# Task requirements:
Reproduce the listing below as a numbered list, one line per item, dropping any blank lines and leaving out the pictures.

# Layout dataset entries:
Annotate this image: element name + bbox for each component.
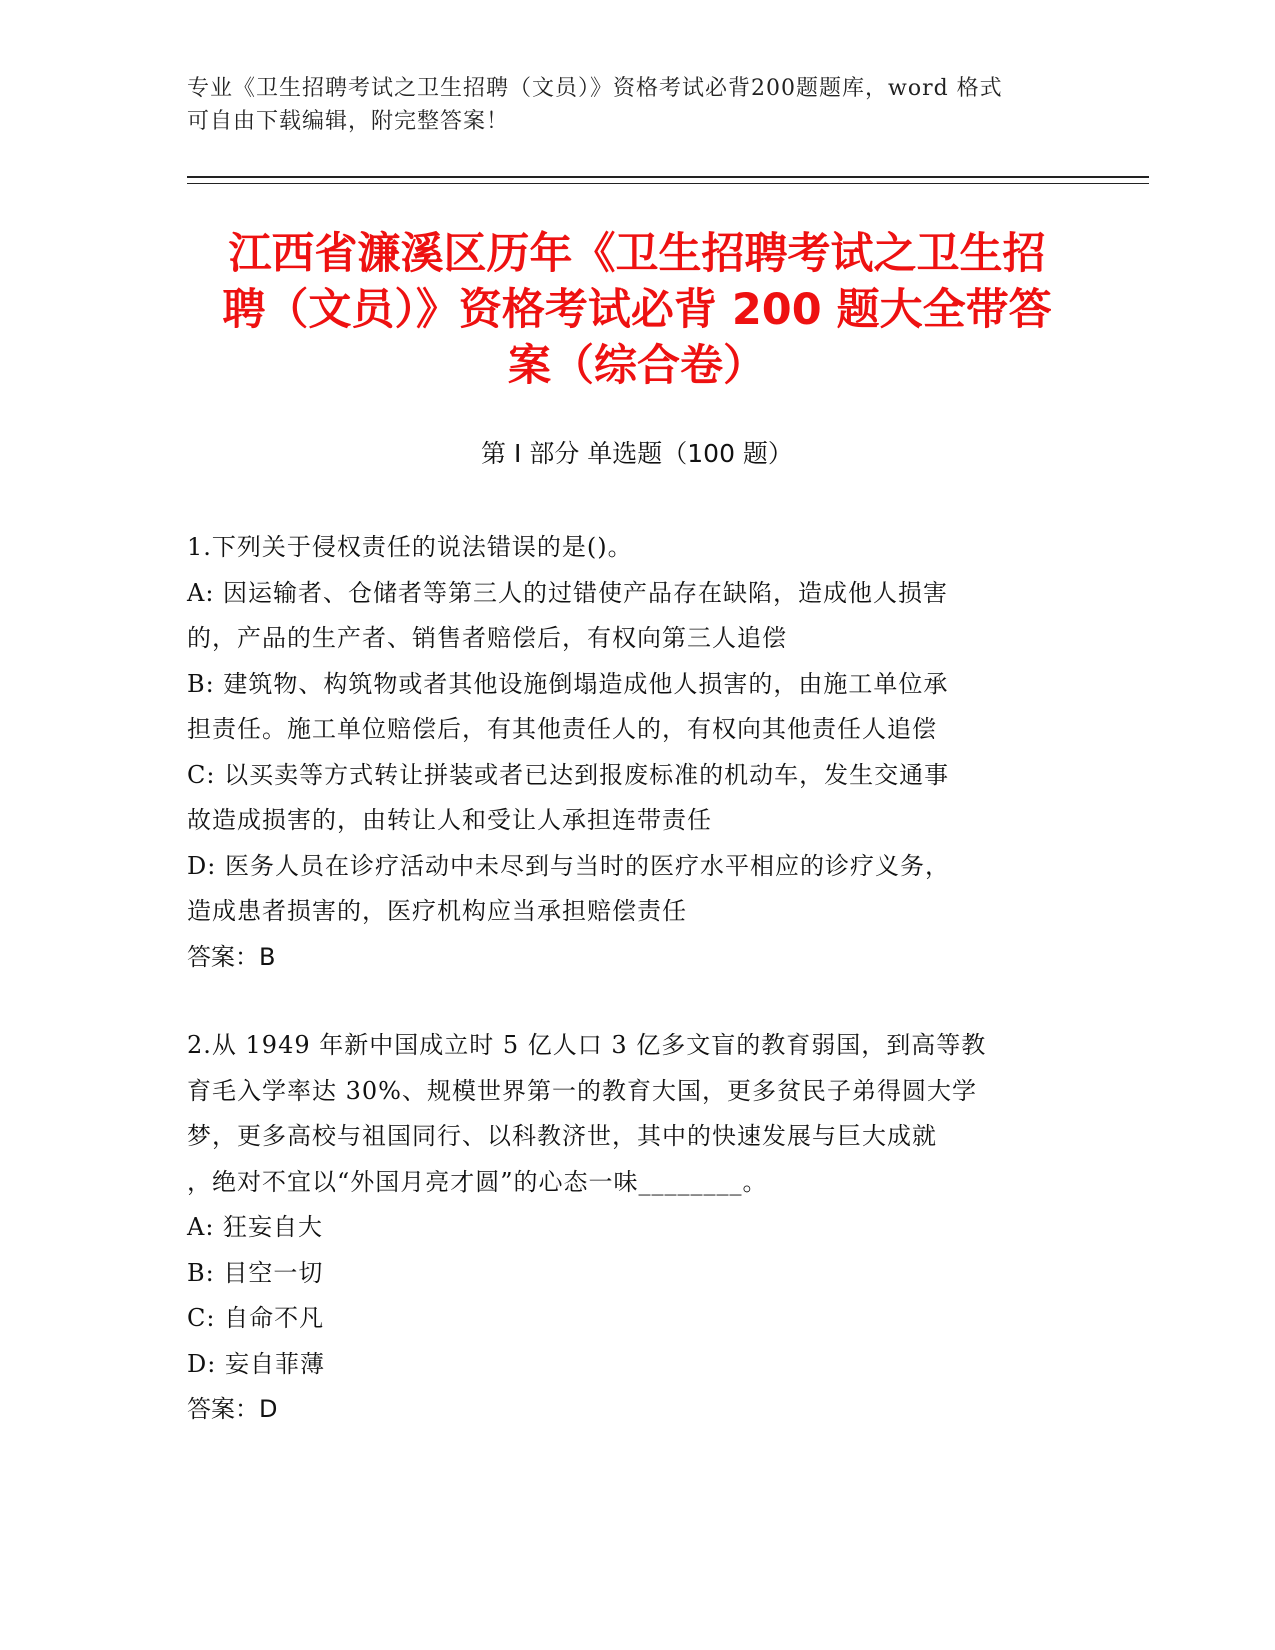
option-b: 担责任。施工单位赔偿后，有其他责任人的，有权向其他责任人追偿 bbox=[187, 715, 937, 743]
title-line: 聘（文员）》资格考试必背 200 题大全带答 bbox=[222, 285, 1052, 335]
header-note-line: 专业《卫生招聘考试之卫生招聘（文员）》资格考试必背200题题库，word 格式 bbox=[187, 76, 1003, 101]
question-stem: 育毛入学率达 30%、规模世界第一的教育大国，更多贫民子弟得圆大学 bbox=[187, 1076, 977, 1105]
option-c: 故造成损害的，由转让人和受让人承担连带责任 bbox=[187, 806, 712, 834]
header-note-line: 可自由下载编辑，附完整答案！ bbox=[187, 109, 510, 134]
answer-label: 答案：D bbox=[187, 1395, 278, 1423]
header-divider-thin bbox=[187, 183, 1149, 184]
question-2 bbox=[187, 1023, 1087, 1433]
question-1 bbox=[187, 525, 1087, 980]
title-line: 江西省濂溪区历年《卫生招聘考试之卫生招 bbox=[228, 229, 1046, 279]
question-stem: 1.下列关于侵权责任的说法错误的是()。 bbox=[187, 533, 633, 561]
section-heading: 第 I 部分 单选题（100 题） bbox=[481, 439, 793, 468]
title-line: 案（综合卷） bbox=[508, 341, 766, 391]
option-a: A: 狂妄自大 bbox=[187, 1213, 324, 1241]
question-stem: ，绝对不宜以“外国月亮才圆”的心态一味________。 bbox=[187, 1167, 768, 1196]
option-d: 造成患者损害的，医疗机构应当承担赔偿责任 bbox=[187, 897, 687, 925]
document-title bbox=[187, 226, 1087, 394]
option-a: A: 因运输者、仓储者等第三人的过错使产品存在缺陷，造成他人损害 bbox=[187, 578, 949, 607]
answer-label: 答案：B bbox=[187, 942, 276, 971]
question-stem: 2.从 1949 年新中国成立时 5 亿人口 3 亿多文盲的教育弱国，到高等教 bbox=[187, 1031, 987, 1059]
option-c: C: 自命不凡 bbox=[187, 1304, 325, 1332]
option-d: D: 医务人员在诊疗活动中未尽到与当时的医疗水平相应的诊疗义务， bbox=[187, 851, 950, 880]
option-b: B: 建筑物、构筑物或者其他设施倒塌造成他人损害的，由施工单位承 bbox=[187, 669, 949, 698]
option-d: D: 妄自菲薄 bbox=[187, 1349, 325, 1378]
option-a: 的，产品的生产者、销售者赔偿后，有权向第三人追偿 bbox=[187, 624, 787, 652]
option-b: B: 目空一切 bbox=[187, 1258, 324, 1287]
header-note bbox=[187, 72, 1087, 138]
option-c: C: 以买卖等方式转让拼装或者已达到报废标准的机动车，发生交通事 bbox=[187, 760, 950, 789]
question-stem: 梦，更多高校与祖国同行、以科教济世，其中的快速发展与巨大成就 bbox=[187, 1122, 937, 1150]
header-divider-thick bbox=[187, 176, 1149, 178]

# The reply:
1. Annotate this image: element name + bbox for each component.
2. option-b: 担责任。施工单位赔偿后，有其他责任人的，有权向其他责任人追偿 bbox=[187, 715, 937, 743]
3. title-line: 聘（文员）》资格考试必背 200 题大全带答 bbox=[222, 285, 1052, 335]
4. header-note-line: 专业《卫生招聘考试之卫生招聘（文员）》资格考试必背200题题库，word 格式 bbox=[187, 76, 1003, 101]
5. question-stem: 育毛入学率达 30%、规模世界第一的教育大国，更多贫民子弟得圆大学 bbox=[187, 1076, 977, 1105]
6. option-c: 故造成损害的，由转让人和受让人承担连带责任 bbox=[187, 806, 712, 834]
7. header-note-line: 可自由下载编辑，附完整答案！ bbox=[187, 109, 510, 134]
8. answer-label: 答案：D bbox=[187, 1395, 278, 1423]
9. header-divider-thin bbox=[187, 183, 1149, 184]
10. question-2 bbox=[187, 1023, 1087, 1433]
11. question-1 bbox=[187, 525, 1087, 980]
12. title-line: 江西省濂溪区历年《卫生招聘考试之卫生招 bbox=[228, 229, 1046, 279]
13. question-stem: 1.下列关于侵权责任的说法错误的是()。 bbox=[187, 533, 633, 561]
14. section-heading: 第 I 部分 单选题（100 题） bbox=[481, 439, 793, 468]
15. title-line: 案（综合卷） bbox=[508, 341, 766, 391]
16. option-a: A: 狂妄自大 bbox=[187, 1213, 324, 1241]
17. question-stem: ，绝对不宜以“外国月亮才圆”的心态一味________。 bbox=[187, 1167, 768, 1196]
18. option-d: 造成患者损害的，医疗机构应当承担赔偿责任 bbox=[187, 897, 687, 925]
19. document-title bbox=[187, 226, 1087, 394]
20. option-a: A: 因运输者、仓储者等第三人的过错使产品存在缺陷，造成他人损害 bbox=[187, 578, 949, 607]
21. answer-label: 答案：B bbox=[187, 942, 276, 971]
22. question-stem: 2.从 1949 年新中国成立时 5 亿人口 3 亿多文盲的教育弱国，到高等教 bbox=[187, 1031, 987, 1059]
23. option-c: C: 自命不凡 bbox=[187, 1304, 325, 1332]
24. option-d: D: 医务人员在诊疗活动中未尽到与当时的医疗水平相应的诊疗义务， bbox=[187, 851, 950, 880]
25. option-b: B: 建筑物、构筑物或者其他设施倒塌造成他人损害的，由施工单位承 bbox=[187, 669, 949, 698]
26. option-d: D: 妄自菲薄 bbox=[187, 1349, 325, 1378]
27. option-a: 的，产品的生产者、销售者赔偿后，有权向第三人追偿 bbox=[187, 624, 787, 652]
28. option-b: B: 目空一切 bbox=[187, 1258, 324, 1287]
29. header-note bbox=[187, 72, 1087, 138]
30. option-c: C: 以买卖等方式转让拼装或者已达到报废标准的机动车，发生交通事 bbox=[187, 760, 950, 789]
31. question-stem: 梦，更多高校与祖国同行、以科教济世，其中的快速发展与巨大成就 bbox=[187, 1122, 937, 1150]
32. header-divider-thick bbox=[187, 176, 1149, 178]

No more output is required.